**Article:**
══════════
Discussion in 'Journalism topics only' started by Gator, Dec 17, 2009.

  1. Gator

    Gator Well-Known Member

    A few years back, we had a father call and call and call the office blowing up his kid, who was dominating at the middle school level. At first I kind of blew it off, but then saw him at a big local youth basketball tournament. He was pretty good for the seventh grade (I think he was about 5-10).

    But the way his father was barking him, you'd think he was already given a free ride to Duke. His town's high school basketball team isn't very good, and I thought to myself that they could use a kid this good.

    That was then. I sort of forgot about this player because, well, out of sight and out of mind. Turns out the kid didn't grow another inch (OK, maybe 1 or 2) but he got no better when he got to high school. I mean like none. Players passed him in the skill department like it was nobody's business. Funny, I never heard from that dad again.

    Sorry to waste your time, but I just thought about that kid for the first time in a long time tonight and needed rehash old memories. I'm sure some of you can relate.
  2. txsportsscribe

    txsportsscribe Active Member

    he didn't get better because you didn't cover him enough. way to take away his scholarship, jerk.
  3. albert77

    albert77 Well-Known Member

    Sometimes they do, though. A few years ago we had a weekly Young Athlete of the Week feature (which I hated, by the way) and we did one on a 12-year-old girl who was just tearing it up on the basketball court. She would routinely score about 90 percent of her team's points, to the point that we got some comments that called her a ball hog.

    Fast forward to her high school days, and she ended up as the star on her team and made our All-Area first team her junior and senior year. She was actually a better softball player than she was basketball and ended up going D-1 in fast-pitch.
  4. Gator

    Gator Well-Known Member

    Well, he's got a brother coming up through the ranks (which is why I thought of him in the first place), so I guess I have another shot. Although he must not be as good ... dad has yet to call.
  5. Is there D-I slo-pitch softball?
    Cause if so, I wanna know where. I still four years of eligibility.
  6. albert77

    albert77 Well-Known Member

    No, but high school slow-pitch is still very popular in many parts of Mississippi, which is why I made the distinction.
══════════
**Short task 1:** In the records, transcribe the lines from the one containing "x-tick-label: 72 [358, 580, 375, 599]" through the one containing "y-tick-label: 7 [22, 278, 32, 300]", including both of those lines.
══════════
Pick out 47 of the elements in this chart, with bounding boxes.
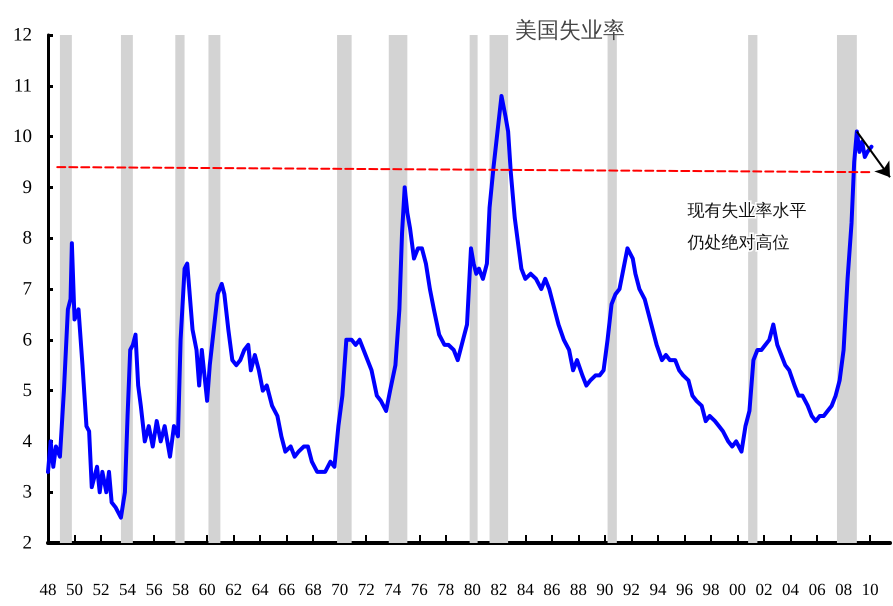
x-tick-label: 72 [358, 580, 375, 599]
x-tick-label: 62 [225, 580, 242, 599]
x-tick-label: 48 [40, 580, 56, 599]
annotation: 现有失业率水平 [688, 201, 806, 221]
x-tick-label: 80 [464, 580, 481, 599]
x-tick-label: 56 [146, 580, 163, 599]
x-tick-label: 70 [331, 580, 348, 599]
x-tick-label: 08 [835, 580, 852, 599]
y-tick-label: 7 [22, 278, 32, 300]
x-tick-label: 52 [92, 580, 110, 599]
x-tick-label: 58 [172, 580, 190, 599]
x-tick-label: 64 [252, 580, 270, 599]
y-tick-label: 8 [22, 228, 32, 249]
x-tick-label: 74 [384, 580, 402, 599]
y-tick-label: 5 [22, 380, 32, 402]
x-tick-label: 96 [676, 580, 693, 599]
line-series [46, 94, 874, 520]
y-tick-label: 10 [13, 126, 32, 148]
x-tick-label: 90 [596, 580, 614, 599]
x-tick-label: 68 [304, 580, 322, 599]
x-tick-label: 60 [198, 580, 216, 599]
y-tick-label: 3 [22, 482, 32, 503]
y-tick-label: 12 [13, 24, 32, 46]
x-tick-label: 54 [119, 580, 137, 599]
x-tick-label: 10 [862, 580, 879, 599]
y-tick-label: 2 [22, 532, 32, 554]
x-tick-label: 94 [649, 580, 667, 599]
chart-title: 美国失业率 [515, 18, 625, 42]
x-tick-label: 66 [278, 580, 296, 599]
x-tick-label: 50 [66, 580, 84, 599]
y-tick-label: 6 [22, 329, 32, 350]
x-tick-label: 06 [808, 580, 826, 599]
annotation: 仍处绝对高位 [686, 233, 790, 253]
x-tick-label: 84 [516, 580, 534, 599]
x-tick-label: 76 [410, 580, 428, 599]
x-tick-label: 98 [702, 580, 720, 599]
x-tick-label: 00 [729, 580, 746, 599]
y-tick-label: 4 [22, 430, 32, 452]
x-tick-label: 78 [437, 580, 454, 599]
x-tick-label: 92 [622, 580, 640, 599]
x-tick-label: 86 [543, 580, 560, 599]
y-tick-label: 11 [14, 75, 32, 96]
y-tick-label: 9 [22, 176, 32, 198]
x-tick-label: 82 [490, 580, 508, 599]
x-tick-label: 88 [570, 580, 587, 599]
x-tick-label: 04 [782, 580, 800, 599]
x-tick-label: 02 [756, 580, 773, 599]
══════════
**Short task 2:** Condense the paragraph of the forum thread that begins "Fast forward to her high school days" into two shorter sentences that keep its main facts.

**Answer 1:**
x-tick-label: 72 [358, 580, 375, 599]
x-tick-label: 62 [225, 580, 242, 599]
x-tick-label: 48 [40, 580, 56, 599]
annotation: 现有失业率水平 [688, 201, 806, 221]
x-tick-label: 80 [464, 580, 481, 599]
x-tick-label: 56 [146, 580, 163, 599]
x-tick-label: 70 [331, 580, 348, 599]
x-tick-label: 08 [835, 580, 852, 599]
y-tick-label: 7 [22, 278, 32, 300]

**Answer 2:** In high school she became her team's star and made the All-Area first team as a junior and a senior. She was even better at softball than at basketball and went on to play D-1 fast-pitch.